Annotated region listings:

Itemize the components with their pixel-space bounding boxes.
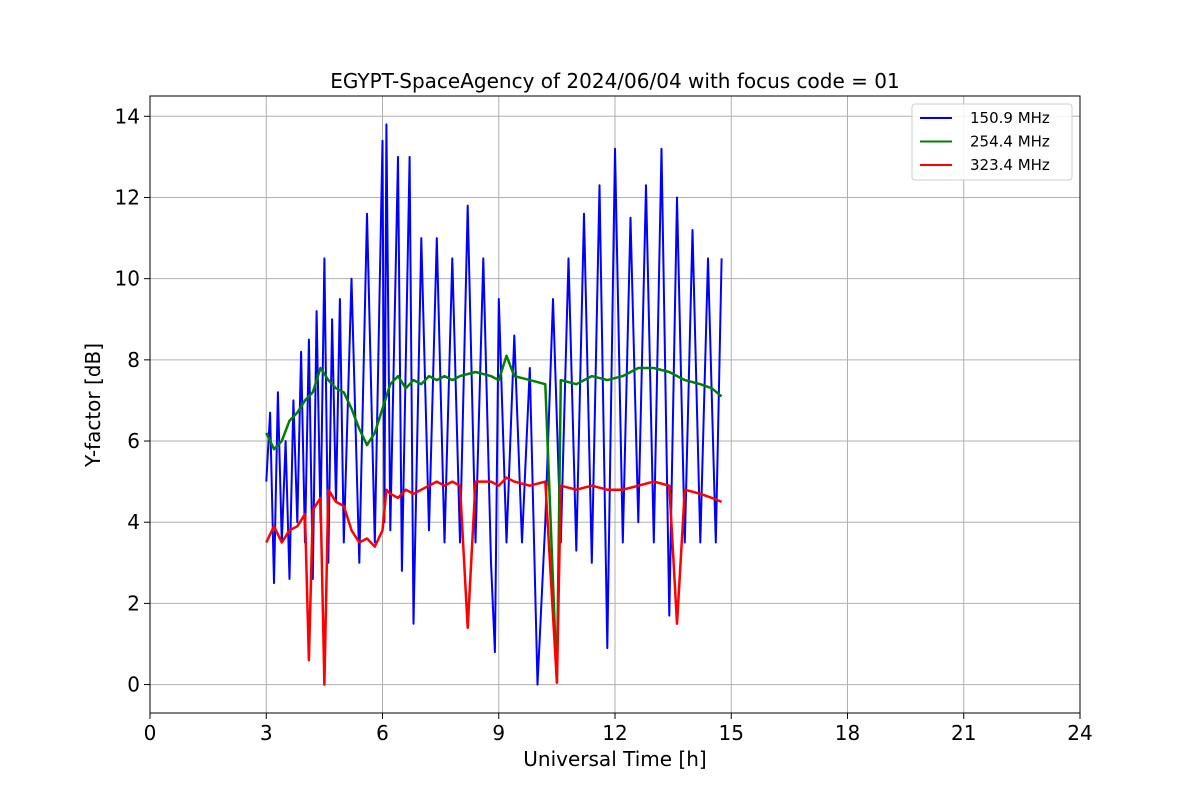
y-tick-label: 14	[115, 104, 140, 128]
y-tick-label: 10	[115, 267, 140, 291]
x-tick-label: 24	[1067, 721, 1092, 745]
y-tick-label: 8	[127, 348, 140, 372]
y-axis: 0 2 4 6 8 10 12 14	[115, 104, 150, 697]
y-tick-label: 2	[127, 591, 140, 615]
x-axis: 0 3 6 9 12 15 18 21 24	[144, 713, 1093, 745]
x-tick-label: 18	[835, 721, 860, 745]
y-tick-label: 12	[115, 185, 140, 209]
legend: 150.9 MHz 254.4 MHz 323.4 MHz	[911, 103, 1073, 181]
plot-area	[265, 123, 723, 686]
x-tick-label: 0	[144, 721, 157, 745]
legend-label: 323.4 MHz	[970, 156, 1050, 174]
legend-label: 254.4 MHz	[970, 133, 1050, 151]
y-tick-label: 0	[127, 673, 140, 697]
x-tick-label: 12	[602, 721, 627, 745]
y-axis-label: Y-factor [dB]	[81, 343, 105, 468]
x-tick-label: 3	[260, 721, 273, 745]
x-tick-label: 9	[492, 721, 505, 745]
legend-label: 150.9 MHz	[970, 109, 1050, 127]
y-tick-label: 4	[127, 510, 140, 534]
x-tick-label: 6	[376, 721, 389, 745]
y-tick-label: 6	[127, 429, 140, 453]
x-tick-label: 15	[719, 721, 744, 745]
chart-title: EGYPT-SpaceAgency of 2024/06/04 with foc…	[330, 69, 899, 93]
legend-box	[911, 103, 1073, 181]
x-axis-label: Universal Time [h]	[523, 747, 706, 771]
series-line-254-4-mhz	[265, 354, 723, 684]
x-tick-label: 21	[951, 721, 976, 745]
series-line-150-9-mhz	[265, 123, 723, 686]
series-line-323-4-mhz	[265, 476, 723, 686]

_Exercise prompt:_ Will you transcribe every line of the material above word for word, with the picture left out of your answer?

_The reply:_
Itemize the components with their pixel-space bounding boxes.
y-tick-label: 14	[115, 104, 140, 128]
y-tick-label: 10	[115, 267, 140, 291]
x-tick-label: 24	[1067, 721, 1092, 745]
y-tick-label: 8	[127, 348, 140, 372]
y-axis: 0 2 4 6 8 10 12 14	[115, 104, 150, 697]
y-tick-label: 2	[127, 591, 140, 615]
x-axis: 0 3 6 9 12 15 18 21 24	[144, 713, 1093, 745]
x-tick-label: 18	[835, 721, 860, 745]
y-tick-label: 12	[115, 185, 140, 209]
legend: 150.9 MHz 254.4 MHz 323.4 MHz	[911, 103, 1073, 181]
plot-area	[265, 123, 723, 686]
x-tick-label: 0	[144, 721, 157, 745]
legend-label: 323.4 MHz	[970, 156, 1050, 174]
legend-label: 254.4 MHz	[970, 133, 1050, 151]
y-tick-label: 0	[127, 673, 140, 697]
x-tick-label: 12	[602, 721, 627, 745]
y-axis-label: Y-factor [dB]	[81, 343, 105, 468]
x-tick-label: 3	[260, 721, 273, 745]
x-tick-label: 9	[492, 721, 505, 745]
legend-label: 150.9 MHz	[970, 109, 1050, 127]
y-tick-label: 4	[127, 510, 140, 534]
x-tick-label: 6	[376, 721, 389, 745]
y-tick-label: 6	[127, 429, 140, 453]
x-tick-label: 15	[719, 721, 744, 745]
chart-title: EGYPT-SpaceAgency of 2024/06/04 with foc…	[330, 69, 899, 93]
legend-box	[911, 103, 1073, 181]
x-axis-label: Universal Time [h]	[523, 747, 706, 771]
series-line-254-4-mhz	[265, 354, 723, 684]
x-tick-label: 21	[951, 721, 976, 745]
series-line-150-9-mhz	[265, 123, 723, 686]
series-line-323-4-mhz	[265, 476, 723, 686]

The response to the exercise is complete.